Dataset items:
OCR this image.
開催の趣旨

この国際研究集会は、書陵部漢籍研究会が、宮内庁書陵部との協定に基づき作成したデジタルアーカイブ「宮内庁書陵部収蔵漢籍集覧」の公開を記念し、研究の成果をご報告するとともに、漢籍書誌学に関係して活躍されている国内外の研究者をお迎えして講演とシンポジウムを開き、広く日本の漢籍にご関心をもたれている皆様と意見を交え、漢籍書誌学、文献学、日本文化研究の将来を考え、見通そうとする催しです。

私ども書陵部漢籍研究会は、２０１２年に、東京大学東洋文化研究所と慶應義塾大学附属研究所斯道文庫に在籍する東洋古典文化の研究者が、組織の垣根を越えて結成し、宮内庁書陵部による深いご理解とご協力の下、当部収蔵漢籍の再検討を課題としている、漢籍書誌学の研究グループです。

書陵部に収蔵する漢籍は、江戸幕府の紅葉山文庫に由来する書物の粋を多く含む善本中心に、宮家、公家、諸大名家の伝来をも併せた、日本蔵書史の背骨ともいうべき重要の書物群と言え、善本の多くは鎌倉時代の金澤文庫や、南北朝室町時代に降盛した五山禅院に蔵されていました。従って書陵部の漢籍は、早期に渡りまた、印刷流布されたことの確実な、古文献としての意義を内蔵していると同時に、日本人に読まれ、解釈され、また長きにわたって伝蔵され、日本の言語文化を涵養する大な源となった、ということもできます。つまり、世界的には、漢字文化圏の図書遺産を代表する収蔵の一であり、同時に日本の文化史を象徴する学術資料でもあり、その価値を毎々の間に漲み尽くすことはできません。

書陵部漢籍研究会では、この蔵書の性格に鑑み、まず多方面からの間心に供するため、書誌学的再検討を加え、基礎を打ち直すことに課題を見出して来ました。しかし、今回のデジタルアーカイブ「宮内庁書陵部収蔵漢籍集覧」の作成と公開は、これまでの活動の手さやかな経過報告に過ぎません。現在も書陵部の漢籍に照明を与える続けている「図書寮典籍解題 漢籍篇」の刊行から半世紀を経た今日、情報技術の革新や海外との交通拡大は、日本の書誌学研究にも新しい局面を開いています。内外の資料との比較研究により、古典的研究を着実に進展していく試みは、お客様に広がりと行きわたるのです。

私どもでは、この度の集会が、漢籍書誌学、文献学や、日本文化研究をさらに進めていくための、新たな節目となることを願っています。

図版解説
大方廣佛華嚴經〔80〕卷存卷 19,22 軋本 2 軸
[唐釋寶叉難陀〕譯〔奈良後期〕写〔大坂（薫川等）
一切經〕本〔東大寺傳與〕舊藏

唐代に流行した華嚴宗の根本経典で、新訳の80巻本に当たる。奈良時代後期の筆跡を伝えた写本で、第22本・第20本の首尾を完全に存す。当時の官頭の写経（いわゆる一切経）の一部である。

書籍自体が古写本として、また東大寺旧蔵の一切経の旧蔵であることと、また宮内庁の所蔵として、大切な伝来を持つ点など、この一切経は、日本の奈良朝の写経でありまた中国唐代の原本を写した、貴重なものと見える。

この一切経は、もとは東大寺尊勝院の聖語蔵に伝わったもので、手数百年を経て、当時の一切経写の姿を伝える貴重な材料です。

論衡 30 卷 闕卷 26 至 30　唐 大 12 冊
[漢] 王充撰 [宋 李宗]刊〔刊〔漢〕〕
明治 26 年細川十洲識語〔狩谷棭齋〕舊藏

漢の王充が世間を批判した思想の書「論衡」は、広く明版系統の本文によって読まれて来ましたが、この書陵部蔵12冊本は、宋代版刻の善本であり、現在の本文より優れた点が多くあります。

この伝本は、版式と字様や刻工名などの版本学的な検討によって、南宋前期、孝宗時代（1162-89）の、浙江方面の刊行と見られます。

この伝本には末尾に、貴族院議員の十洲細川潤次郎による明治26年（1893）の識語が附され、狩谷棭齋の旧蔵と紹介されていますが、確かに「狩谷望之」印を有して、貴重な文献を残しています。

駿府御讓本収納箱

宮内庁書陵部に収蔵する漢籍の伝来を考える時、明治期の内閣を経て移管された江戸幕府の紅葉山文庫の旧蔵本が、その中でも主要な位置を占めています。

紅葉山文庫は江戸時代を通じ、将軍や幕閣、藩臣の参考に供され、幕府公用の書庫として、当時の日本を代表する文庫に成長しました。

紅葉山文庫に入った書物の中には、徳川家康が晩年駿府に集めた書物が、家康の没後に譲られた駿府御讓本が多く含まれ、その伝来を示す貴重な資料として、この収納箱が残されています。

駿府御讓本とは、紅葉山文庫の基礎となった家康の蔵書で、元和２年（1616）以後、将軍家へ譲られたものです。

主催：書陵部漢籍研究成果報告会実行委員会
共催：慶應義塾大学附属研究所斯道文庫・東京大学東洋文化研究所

Problem details:
Output every record above exactly as it appears.

Final answer:
OCR this image.
開催の趣旨

この国際研究集会は、書陵部漢籍研究会が、宮内庁書陵部との協定に基づき作成したデジタルアーカイブ「宮内庁書陵部収蔵漢籍集覧」の公開を記念し、研究の成果をご報告するとともに、漢籍書誌学に関係して活躍されている国内外の研究者をお迎えして講演とシンポジウムを開き、広く日本の漢籍にご関心をもたれている皆様と意見を交え、漢籍書誌学、文献学、日本文化研究の将来を考え、見通そうとする催しです。

私ども書陵部漢籍研究会は、２０１２年に、東京大学東洋文化研究所と慶應義塾大学附属研究所斯道文庫に在籍する東洋古典文化の研究者が、組織の垣根を越えて結成し、宮内庁書陵部による深いご理解とご協力の下、当部収蔵漢籍の再検討を課題としている、漢籍書誌学の研究グループです。

書陵部に収蔵する漢籍は、江戸幕府の紅葉山文庫に由来する書物の粋を多く含む善本中心に、宮家、公家、諸大名家の伝来をも併せた、日本蔵書史の背骨ともいうべき重要の書物群と言え、善本の多くは鎌倉時代の金澤文庫や、南北朝室町時代に降盛した五山禅院に蔵されていました。従って書陵部の漢籍は、早期に渡りまた、印刷流布されたことの確実な、古文献としての意義を内蔵していると同時に、日本人に読まれ、解釈され、また長きにわたって伝蔵され、日本の言語文化を涵養する大な源となった、ということもできます。つまり、世界的には、漢字文化圏の図書遺産を代表する収蔵の一であり、同時に日本の文化史を象徴する学術資料でもあり、その価値を毎々の間に漲み尽くすことはできません。

書陵部漢籍研究会では、この蔵書の性格に鑑み、まず多方面からの間心に供するため、書誌学的再検討を加え、基礎を打ち直すことに課題を見出して来ました。しかし、今回のデジタルアーカイブ「宮内庁書陵部収蔵漢籍集覧」の作成と公開は、これまでの活動の手さやかな経過報告に過ぎません。現在も書陵部の漢籍に照明を与える続けている「図書寮典籍解題 漢籍篇」の刊行から半世紀を経た今日、情報技術の革新や海外との交通拡大は、日本の書誌学研究にも新しい局面を開いています。内外の資料との比較研究により、古典的研究を着実に進展していく試みは、お客様に広がりと行きわたるのです。

私どもでは、この度の集会が、漢籍書誌学、文献学や、日本文化研究をさらに進めていくための、新たな節目となることを願っています。

図版解説
大方廣佛華嚴經〔80〕卷存卷 19,22 軋本 2 軸
[唐釋寶叉難陀〕譯〔奈良後期〕写〔大坂（薫川等）
一切經〕本〔東大寺傳與〕舊藏

唐代に流行した華嚴宗の根本経典で、新訳の80巻本に当たる。奈良時代後期の筆跡を伝えた写本で、第22本・第20本の首尾を完全に存す。当時の官頭の写経（いわゆる一切経）の一部である。

書籍自体が古写本として、また東大寺旧蔵の一切経の旧蔵であることと、また宮内庁の所蔵として、大切な伝来を持つ点など、この一切経は、日本の奈良朝の写経でありまた中国唐代の原本を写した、貴重なものと見える。

この一切経は、もとは東大寺尊勝院の聖語蔵に伝わったもので、手数百年を経て、当時の一切経写の姿を伝える貴重な材料です。

論衡 30 卷 闕卷 26 至 30　唐 大 12 冊
[漢] 王充撰 [宋 李宗]刊〔刊〔漢〕〕
明治 26 年細川十洲識語〔狩谷棭齋〕舊藏

漢の王充が世間を批判した思想の書「論衡」は、広く明版系統の本文によって読まれて来ましたが、この書陵部蔵12冊本は、宋代版刻の善本であり、現在の本文より優れた点が多くあります。

この伝本は、版式と字様や刻工名などの版本学的な検討によって、南宋前期、孝宗時代（1162-89）の、浙江方面の刊行と見られます。

この伝本には末尾に、貴族院議員の十洲細川潤次郎による明治26年（1893）の識語が附され、狩谷棭齋の旧蔵と紹介されていますが、確かに「狩谷望之」印を有して、貴重な文献を残しています。

駿府御讓本収納箱

宮内庁書陵部に収蔵する漢籍の伝来を考える時、明治期の内閣を経て移管された江戸幕府の紅葉山文庫の旧蔵本が、その中でも主要な位置を占めています。

紅葉山文庫は江戸時代を通じ、将軍や幕閣、藩臣の参考に供され、幕府公用の書庫として、当時の日本を代表する文庫に成長しました。

紅葉山文庫に入った書物の中には、徳川家康が晩年駿府に集めた書物が、家康の没後に譲られた駿府御讓本が多く含まれ、その伝来を示す貴重な資料として、この収納箱が残されています。

駿府御讓本とは、紅葉山文庫の基礎となった家康の蔵書で、元和２年（1616）以後、将軍家へ譲られたものです。

主催：書陵部漢籍研究成果報告会実行委員会
共催：慶應義塾大学附属研究所斯道文庫・東京大学東洋文化研究所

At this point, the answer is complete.